From the entries below, copy every line where the string "JSON" appears.

(Structured figure records)
╭──

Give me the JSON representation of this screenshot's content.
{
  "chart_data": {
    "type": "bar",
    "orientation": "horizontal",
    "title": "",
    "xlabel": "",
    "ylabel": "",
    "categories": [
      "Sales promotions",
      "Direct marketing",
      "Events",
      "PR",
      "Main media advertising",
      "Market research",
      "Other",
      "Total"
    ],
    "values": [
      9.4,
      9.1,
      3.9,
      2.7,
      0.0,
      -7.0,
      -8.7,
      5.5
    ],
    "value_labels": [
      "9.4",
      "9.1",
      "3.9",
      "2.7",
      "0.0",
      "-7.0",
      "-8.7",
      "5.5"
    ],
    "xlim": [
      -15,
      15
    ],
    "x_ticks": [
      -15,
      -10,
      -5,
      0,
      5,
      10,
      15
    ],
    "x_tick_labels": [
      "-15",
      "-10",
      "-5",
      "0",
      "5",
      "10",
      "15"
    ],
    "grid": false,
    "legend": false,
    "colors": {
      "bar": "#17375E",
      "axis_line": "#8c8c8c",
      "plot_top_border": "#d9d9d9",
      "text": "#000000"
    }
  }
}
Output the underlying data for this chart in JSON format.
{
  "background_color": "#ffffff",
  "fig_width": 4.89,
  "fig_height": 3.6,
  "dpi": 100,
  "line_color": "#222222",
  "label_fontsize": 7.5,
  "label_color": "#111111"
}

╰──

ANSWER TO THE TASK >>
Give me the JSON representation of this screenshot's content.
Output the underlying data for this chart in JSON format.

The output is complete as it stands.